* THE EXERCISE *
In the material below, the lines containing the word "Notice" are required; copy each of them.

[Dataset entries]
::::::
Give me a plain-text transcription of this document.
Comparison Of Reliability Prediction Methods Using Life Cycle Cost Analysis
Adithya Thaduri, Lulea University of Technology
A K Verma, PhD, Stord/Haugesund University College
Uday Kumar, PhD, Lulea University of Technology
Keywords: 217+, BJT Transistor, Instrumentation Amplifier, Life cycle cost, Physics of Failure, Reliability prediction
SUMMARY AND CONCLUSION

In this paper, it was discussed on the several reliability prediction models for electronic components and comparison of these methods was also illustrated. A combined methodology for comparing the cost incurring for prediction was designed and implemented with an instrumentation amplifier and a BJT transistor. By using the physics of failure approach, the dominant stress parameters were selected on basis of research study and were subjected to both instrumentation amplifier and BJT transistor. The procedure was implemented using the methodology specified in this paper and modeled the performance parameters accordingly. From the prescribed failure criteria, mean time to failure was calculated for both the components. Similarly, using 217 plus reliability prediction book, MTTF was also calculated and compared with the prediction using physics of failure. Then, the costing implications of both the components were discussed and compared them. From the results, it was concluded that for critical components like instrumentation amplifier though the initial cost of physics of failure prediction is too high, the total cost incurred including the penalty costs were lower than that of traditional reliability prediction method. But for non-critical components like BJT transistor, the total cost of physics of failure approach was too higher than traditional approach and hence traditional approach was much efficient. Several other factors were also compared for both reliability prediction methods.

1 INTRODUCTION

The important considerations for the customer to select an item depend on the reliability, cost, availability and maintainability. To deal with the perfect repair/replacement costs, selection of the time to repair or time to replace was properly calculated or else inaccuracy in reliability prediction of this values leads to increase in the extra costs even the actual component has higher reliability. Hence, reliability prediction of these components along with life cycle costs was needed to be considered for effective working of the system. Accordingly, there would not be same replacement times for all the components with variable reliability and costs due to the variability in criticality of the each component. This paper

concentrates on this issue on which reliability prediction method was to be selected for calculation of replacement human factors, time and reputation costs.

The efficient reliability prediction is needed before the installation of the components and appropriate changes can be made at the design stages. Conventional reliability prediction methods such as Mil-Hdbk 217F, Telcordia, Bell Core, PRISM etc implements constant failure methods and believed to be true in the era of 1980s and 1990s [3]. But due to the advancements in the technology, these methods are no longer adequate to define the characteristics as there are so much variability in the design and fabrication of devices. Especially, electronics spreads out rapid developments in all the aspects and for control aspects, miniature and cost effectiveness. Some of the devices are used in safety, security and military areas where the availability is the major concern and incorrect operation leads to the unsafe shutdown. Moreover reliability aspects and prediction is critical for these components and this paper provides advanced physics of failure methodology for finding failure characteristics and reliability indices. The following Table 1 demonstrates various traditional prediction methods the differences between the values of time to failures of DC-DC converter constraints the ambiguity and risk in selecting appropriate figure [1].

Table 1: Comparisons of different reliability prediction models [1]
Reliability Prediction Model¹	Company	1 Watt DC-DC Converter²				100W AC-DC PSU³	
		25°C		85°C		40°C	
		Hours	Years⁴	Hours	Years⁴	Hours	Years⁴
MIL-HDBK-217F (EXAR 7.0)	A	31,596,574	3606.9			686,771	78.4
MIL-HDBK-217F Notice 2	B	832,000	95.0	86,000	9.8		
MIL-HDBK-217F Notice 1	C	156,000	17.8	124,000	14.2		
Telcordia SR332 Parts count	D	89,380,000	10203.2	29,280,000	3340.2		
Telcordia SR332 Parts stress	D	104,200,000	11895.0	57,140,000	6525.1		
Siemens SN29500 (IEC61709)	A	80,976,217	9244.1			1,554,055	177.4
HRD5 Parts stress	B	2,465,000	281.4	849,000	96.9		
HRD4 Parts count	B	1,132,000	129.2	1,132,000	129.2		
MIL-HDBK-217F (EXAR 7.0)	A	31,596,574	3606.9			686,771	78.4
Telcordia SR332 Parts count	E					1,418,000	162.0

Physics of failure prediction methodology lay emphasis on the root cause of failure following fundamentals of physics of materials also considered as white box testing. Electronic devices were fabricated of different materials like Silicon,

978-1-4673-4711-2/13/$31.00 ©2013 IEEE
::::::
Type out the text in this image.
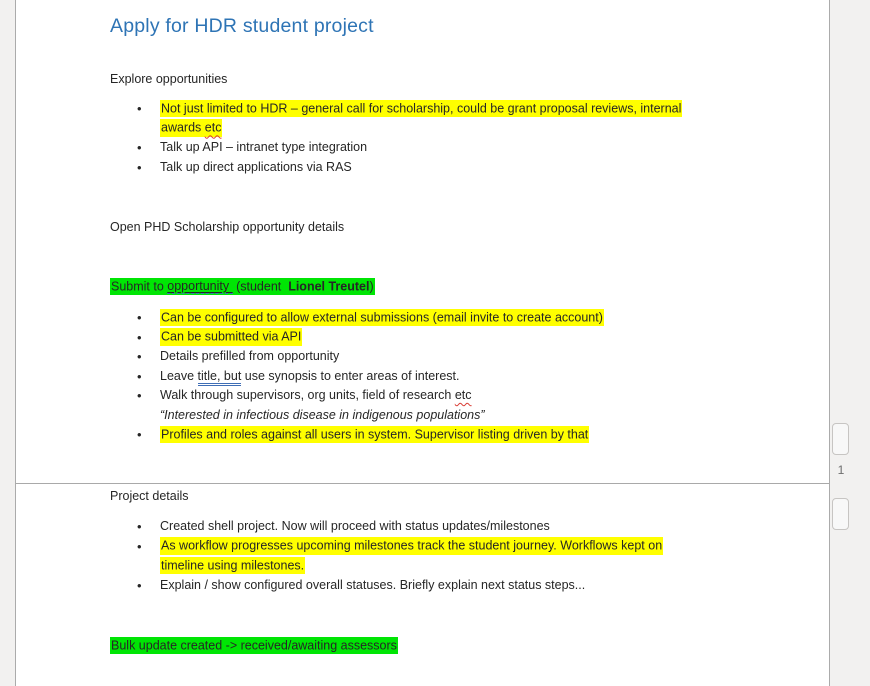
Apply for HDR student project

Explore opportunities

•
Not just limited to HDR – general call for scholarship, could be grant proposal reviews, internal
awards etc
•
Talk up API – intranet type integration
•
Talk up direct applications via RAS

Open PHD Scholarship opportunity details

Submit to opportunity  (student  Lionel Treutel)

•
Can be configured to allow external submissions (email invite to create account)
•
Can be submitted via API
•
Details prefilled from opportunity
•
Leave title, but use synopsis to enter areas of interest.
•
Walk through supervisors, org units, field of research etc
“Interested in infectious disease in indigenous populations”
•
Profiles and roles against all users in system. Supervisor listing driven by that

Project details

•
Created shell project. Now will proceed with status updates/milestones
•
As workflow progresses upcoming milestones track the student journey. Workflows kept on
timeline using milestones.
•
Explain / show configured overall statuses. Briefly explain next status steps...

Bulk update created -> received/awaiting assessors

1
::::::
* TASK OUTPUT *
MIL-HDBK-217F Notice 2	B	832,000	95.0	86,000	9.8		
MIL-HDBK-217F Notice 1	C	156,000	17.8	124,000	14.2		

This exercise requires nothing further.